» **Given problem**: Extract every line from the records below that contains the word "website".

» **Material supplied**:
———

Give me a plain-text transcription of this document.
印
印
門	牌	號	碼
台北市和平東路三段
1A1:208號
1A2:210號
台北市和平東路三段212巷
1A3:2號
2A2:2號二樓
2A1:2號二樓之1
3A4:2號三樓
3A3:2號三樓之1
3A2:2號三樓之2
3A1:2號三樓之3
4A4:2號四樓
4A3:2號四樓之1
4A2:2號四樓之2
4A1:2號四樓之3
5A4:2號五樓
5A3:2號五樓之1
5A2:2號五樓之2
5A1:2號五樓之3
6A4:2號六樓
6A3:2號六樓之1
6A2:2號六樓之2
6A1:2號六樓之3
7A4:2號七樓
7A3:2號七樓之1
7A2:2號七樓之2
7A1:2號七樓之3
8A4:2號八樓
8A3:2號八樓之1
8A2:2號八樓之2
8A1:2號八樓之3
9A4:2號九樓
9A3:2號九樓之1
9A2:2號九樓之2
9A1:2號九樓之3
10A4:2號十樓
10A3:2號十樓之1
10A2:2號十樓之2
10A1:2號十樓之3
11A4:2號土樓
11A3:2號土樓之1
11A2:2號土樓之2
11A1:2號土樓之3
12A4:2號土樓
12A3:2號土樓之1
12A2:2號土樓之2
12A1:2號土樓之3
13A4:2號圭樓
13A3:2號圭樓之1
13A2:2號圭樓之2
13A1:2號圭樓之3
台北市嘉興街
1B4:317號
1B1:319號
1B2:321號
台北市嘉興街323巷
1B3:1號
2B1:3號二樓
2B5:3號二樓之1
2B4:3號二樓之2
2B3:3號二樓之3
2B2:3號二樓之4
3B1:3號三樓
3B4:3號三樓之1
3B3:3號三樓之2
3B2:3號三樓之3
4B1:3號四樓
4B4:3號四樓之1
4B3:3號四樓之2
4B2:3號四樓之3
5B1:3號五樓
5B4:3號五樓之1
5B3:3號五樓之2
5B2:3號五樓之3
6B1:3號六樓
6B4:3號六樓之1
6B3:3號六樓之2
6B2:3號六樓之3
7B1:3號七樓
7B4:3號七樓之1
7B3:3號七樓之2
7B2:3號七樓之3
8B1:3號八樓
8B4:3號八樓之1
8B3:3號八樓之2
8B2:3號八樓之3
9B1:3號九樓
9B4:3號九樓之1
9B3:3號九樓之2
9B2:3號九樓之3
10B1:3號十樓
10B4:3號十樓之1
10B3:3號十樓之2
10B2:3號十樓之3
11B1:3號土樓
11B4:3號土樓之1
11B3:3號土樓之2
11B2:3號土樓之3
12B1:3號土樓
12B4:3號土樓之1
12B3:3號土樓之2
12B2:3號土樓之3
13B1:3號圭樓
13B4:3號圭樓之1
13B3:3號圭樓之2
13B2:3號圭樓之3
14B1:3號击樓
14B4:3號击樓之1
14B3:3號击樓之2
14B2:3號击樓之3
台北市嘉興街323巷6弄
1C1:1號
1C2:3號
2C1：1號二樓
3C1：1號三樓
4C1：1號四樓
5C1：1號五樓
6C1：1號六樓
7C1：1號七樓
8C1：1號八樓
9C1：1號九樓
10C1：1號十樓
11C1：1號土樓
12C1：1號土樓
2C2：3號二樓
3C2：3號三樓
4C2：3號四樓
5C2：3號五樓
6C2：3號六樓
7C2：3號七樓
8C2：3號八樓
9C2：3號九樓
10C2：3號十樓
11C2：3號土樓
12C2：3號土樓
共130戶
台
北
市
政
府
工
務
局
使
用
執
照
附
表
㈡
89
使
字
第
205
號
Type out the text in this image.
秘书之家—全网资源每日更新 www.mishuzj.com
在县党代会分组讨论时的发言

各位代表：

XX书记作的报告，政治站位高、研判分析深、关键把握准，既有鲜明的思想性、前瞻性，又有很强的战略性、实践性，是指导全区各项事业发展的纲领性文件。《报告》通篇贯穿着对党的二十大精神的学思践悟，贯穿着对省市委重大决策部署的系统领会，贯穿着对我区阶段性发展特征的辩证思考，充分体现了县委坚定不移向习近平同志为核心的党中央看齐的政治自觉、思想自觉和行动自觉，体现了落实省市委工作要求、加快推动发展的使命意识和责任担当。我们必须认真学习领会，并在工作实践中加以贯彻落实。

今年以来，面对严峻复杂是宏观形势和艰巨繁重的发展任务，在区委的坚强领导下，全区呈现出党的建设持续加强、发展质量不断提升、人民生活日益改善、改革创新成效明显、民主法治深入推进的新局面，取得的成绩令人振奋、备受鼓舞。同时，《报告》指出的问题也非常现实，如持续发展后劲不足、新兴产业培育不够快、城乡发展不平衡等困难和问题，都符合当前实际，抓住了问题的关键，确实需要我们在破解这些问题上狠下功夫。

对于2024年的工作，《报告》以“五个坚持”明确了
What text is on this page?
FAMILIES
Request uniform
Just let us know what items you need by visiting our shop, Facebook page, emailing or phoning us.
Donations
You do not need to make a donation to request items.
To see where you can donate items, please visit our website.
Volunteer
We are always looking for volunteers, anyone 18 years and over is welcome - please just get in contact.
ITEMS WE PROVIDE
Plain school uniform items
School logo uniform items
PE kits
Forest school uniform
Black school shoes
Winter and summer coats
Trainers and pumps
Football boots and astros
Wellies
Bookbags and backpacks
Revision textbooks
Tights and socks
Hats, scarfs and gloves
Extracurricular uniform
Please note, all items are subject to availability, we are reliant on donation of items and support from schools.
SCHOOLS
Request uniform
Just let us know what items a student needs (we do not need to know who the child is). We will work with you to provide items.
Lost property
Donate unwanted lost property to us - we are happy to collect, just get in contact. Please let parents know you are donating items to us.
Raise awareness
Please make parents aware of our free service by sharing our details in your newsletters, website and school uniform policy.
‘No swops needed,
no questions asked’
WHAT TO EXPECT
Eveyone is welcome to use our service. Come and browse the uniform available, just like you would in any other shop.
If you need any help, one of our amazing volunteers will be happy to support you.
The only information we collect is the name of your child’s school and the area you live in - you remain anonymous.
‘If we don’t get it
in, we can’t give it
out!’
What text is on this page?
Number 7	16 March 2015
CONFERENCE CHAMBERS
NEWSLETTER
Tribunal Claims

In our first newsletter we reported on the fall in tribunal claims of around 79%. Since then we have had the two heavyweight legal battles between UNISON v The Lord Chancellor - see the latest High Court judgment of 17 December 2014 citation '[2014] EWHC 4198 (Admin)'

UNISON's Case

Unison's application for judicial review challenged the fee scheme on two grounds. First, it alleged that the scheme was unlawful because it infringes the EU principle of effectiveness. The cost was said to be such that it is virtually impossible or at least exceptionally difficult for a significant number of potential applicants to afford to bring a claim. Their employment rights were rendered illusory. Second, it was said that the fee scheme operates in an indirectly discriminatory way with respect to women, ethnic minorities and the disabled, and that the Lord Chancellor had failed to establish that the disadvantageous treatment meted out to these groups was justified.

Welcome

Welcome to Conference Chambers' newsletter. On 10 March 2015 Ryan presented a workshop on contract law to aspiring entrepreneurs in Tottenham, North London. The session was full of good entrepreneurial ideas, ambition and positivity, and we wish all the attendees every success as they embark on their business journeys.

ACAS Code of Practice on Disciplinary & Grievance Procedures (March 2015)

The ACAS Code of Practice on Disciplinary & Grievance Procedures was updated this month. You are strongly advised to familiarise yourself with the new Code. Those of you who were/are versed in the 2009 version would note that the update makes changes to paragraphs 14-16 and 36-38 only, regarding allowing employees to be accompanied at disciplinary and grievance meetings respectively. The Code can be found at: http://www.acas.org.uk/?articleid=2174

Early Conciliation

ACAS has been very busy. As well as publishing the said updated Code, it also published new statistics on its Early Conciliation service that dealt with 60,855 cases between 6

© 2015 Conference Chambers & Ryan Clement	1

———

» **Result for this task**:
To see where you can donate items, please visit our website.
Please make parents aware of our free service by sharing our details in your newsletters, website and school uniform policy.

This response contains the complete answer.